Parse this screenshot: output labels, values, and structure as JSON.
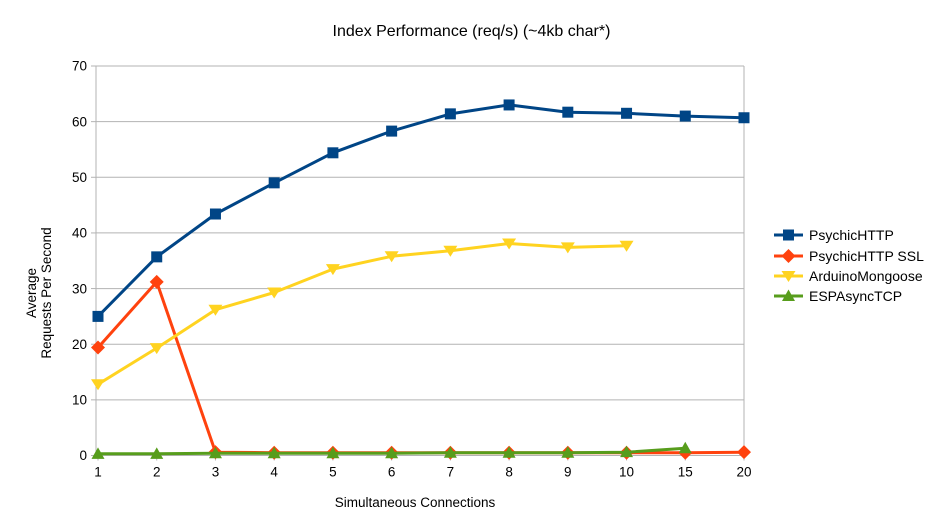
{
  "chart_data": {
    "type": "line",
    "title": "Index Performance (req/s) (~4kb char*)",
    "xlabel": "Simultaneous Connections",
    "ylabel": "Average Requests Per Second",
    "ylabel_lines": [
      "Average",
      "Requests Per Second"
    ],
    "categories": [
      "1",
      "2",
      "3",
      "4",
      "5",
      "6",
      "7",
      "8",
      "9",
      "10",
      "15",
      "20"
    ],
    "y_ticks": [
      0,
      10,
      20,
      30,
      40,
      50,
      60,
      70
    ],
    "ylim": [
      0,
      70
    ],
    "grid": "horizontal-only",
    "legend_position": "right",
    "axis_color": "#b3b3b3",
    "text_color": "#000000",
    "background_color": "#ffffff",
    "series": [
      {
        "name": "PsychicHTTP",
        "color": "#004586",
        "marker": "square",
        "values": [
          25.0,
          35.7,
          43.4,
          49.0,
          54.4,
          58.3,
          61.4,
          63.0,
          61.7,
          61.5,
          61.0,
          60.7
        ]
      },
      {
        "name": "PsychicHTTP SSL",
        "color": "#ff420e",
        "marker": "diamond",
        "values": [
          19.4,
          31.2,
          0.6,
          0.5,
          0.5,
          0.5,
          0.5,
          0.5,
          0.5,
          0.5,
          0.5,
          0.6
        ]
      },
      {
        "name": "ArduinoMongoose",
        "color": "#ffd320",
        "marker": "triangle-down",
        "values": [
          12.8,
          19.3,
          26.2,
          29.3,
          33.5,
          35.8,
          36.8,
          38.1,
          37.4,
          37.7,
          null,
          null
        ]
      },
      {
        "name": "ESPAsyncTCP",
        "color": "#579d1c",
        "marker": "triangle-up",
        "values": [
          0.3,
          0.3,
          0.4,
          0.4,
          0.4,
          0.4,
          0.5,
          0.5,
          0.5,
          0.6,
          1.3,
          null
        ]
      }
    ]
  }
}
········
Pictures in the records must not appear in the copy; transcribe everything else precisely.

Parse this screenshot: output labels, values, and structure as JSON.
{
  "chart_data": {
    "type": "line",
    "title": "Index Performance (req/s) (~4kb char*)",
    "xlabel": "Simultaneous Connections",
    "ylabel": "Average Requests Per Second",
    "ylabel_lines": [
      "Average",
      "Requests Per Second"
    ],
    "categories": [
      "1",
      "2",
      "3",
      "4",
      "5",
      "6",
      "7",
      "8",
      "9",
      "10",
      "15",
      "20"
    ],
    "y_ticks": [
      0,
      10,
      20,
      30,
      40,
      50,
      60,
      70
    ],
    "ylim": [
      0,
      70
    ],
    "grid": "horizontal-only",
    "legend_position": "right",
    "axis_color": "#b3b3b3",
    "text_color": "#000000",
    "background_color": "#ffffff",
    "series": [
      {
        "name": "PsychicHTTP",
        "color": "#004586",
        "marker": "square",
        "values": [
          25.0,
          35.7,
          43.4,
          49.0,
          54.4,
          58.3,
          61.4,
          63.0,
          61.7,
          61.5,
          61.0,
          60.7
        ]
      },
      {
        "name": "PsychicHTTP SSL",
        "color": "#ff420e",
        "marker": "diamond",
        "values": [
          19.4,
          31.2,
          0.6,
          0.5,
          0.5,
          0.5,
          0.5,
          0.5,
          0.5,
          0.5,
          0.5,
          0.6
        ]
      },
      {
        "name": "ArduinoMongoose",
        "color": "#ffd320",
        "marker": "triangle-down",
        "values": [
          12.8,
          19.3,
          26.2,
          29.3,
          33.5,
          35.8,
          36.8,
          38.1,
          37.4,
          37.7,
          null,
          null
        ]
      },
      {
        "name": "ESPAsyncTCP",
        "color": "#579d1c",
        "marker": "triangle-up",
        "values": [
          0.3,
          0.3,
          0.4,
          0.4,
          0.4,
          0.4,
          0.5,
          0.5,
          0.5,
          0.6,
          1.3,
          null
        ]
      }
    ]
  }
}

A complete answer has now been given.